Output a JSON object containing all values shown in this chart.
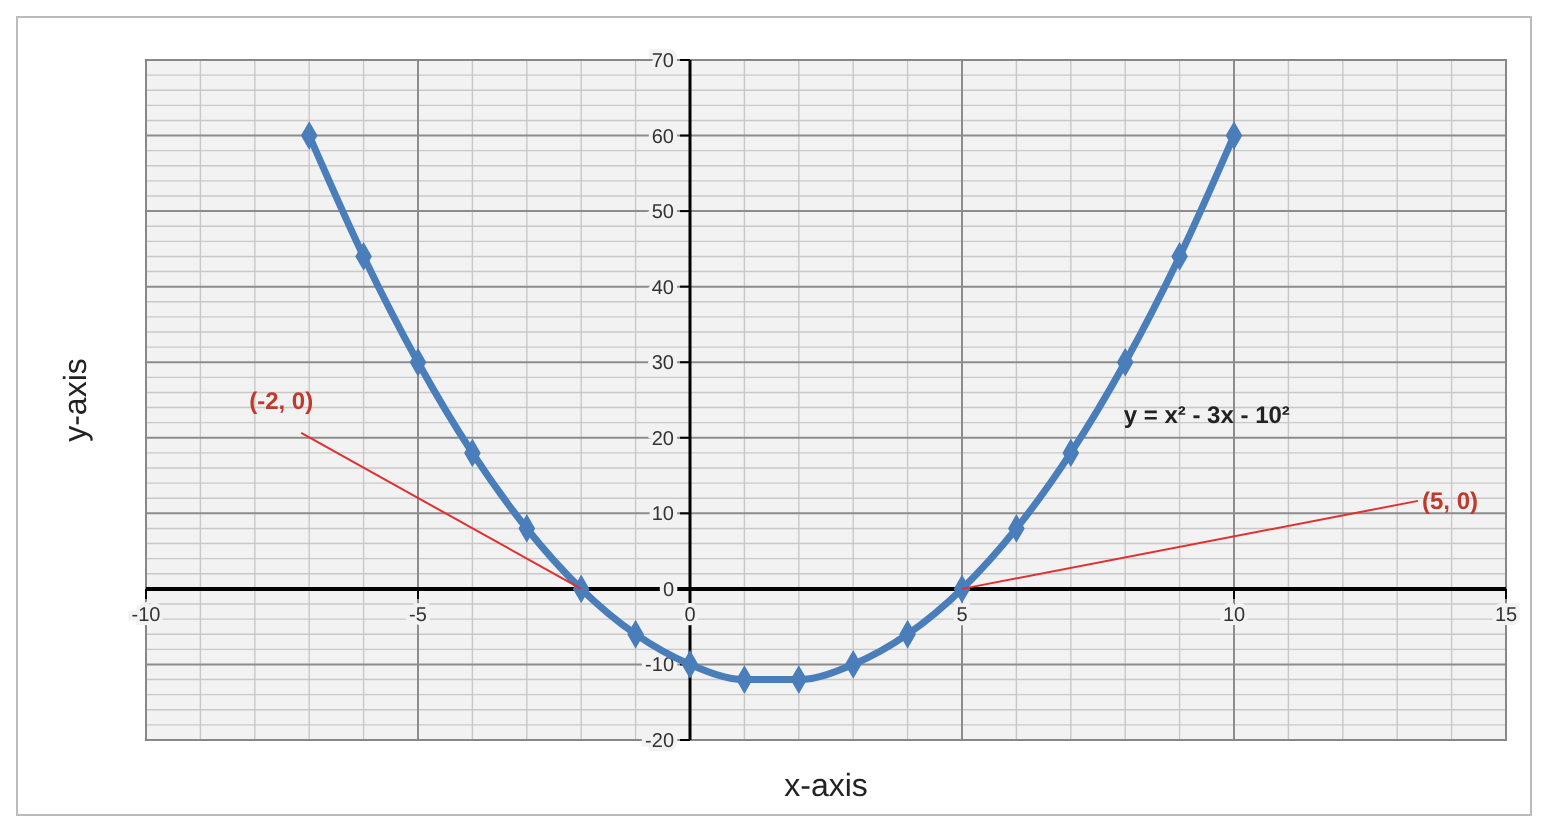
{
  "chart_data": {
    "type": "line",
    "xlabel": "x-axis",
    "ylabel": "y-axis",
    "x": [
      -7,
      -6,
      -5,
      -4,
      -3,
      -2,
      -1,
      0,
      1,
      2,
      3,
      4,
      5,
      6,
      7,
      8,
      9,
      10
    ],
    "series": [
      {
        "color": "#4a7ebb",
        "values": [
          60,
          44,
          30,
          18,
          8,
          0,
          -6,
          -10,
          -12,
          -12,
          -10,
          -6,
          0,
          8,
          18,
          30,
          44,
          60
        ]
      }
    ],
    "xlim": [
      -10,
      15
    ],
    "xticks": [
      -10,
      -5,
      0,
      5,
      10,
      15
    ],
    "ylim": [
      -20,
      70
    ],
    "yticks": [
      -20,
      -10,
      0,
      10,
      20,
      30,
      40,
      50,
      60,
      70
    ],
    "grid": true,
    "marker": "diamond",
    "line_style": "solid",
    "annotations": [
      {
        "text": "(-2, 0)",
        "x": -2,
        "y": 0
      },
      {
        "text": "(5, 0)",
        "x": 5,
        "y": 0
      },
      "y = x² - 3x - 10²"
    ]
  }
}
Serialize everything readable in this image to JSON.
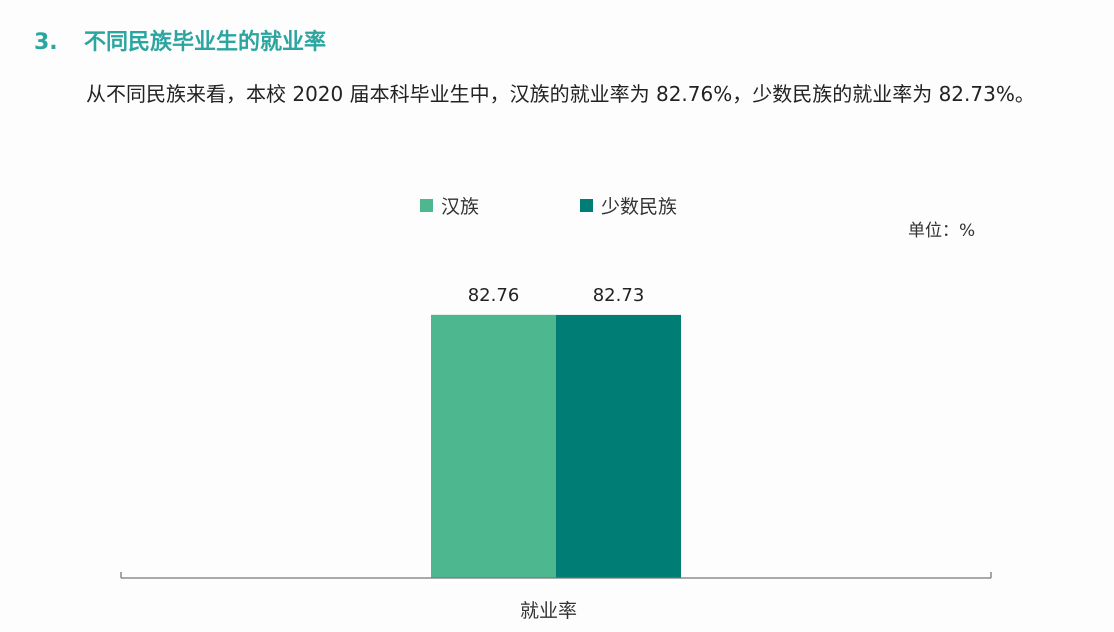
{
  "heading": {
    "number": "3.",
    "title": "不同民族毕业生的就业率"
  },
  "paragraph": "从不同民族来看，本校 2020 届本科毕业生中，汉族的就业率为 82.76%，少数民族的就业率为 82.73%。",
  "chart_data": {
    "type": "bar",
    "categories": [
      "就业率"
    ],
    "series": [
      {
        "name": "汉族",
        "values": [
          82.76
        ],
        "label": "82.76",
        "color": "#4db88f"
      },
      {
        "name": "少数民族",
        "values": [
          82.73
        ],
        "label": "82.73",
        "color": "#007d74"
      }
    ],
    "unit_label": "单位：%",
    "ylim": [
      0,
      100
    ],
    "grid": false,
    "legend": "top"
  }
}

:::::

* [Exercise brief]
Pick out the lines containing the word "JSON" and show them.

* [Answer to this task]
Output a JSON object containing all values shown in this chart.
Serialize everything readable in this image to JSON.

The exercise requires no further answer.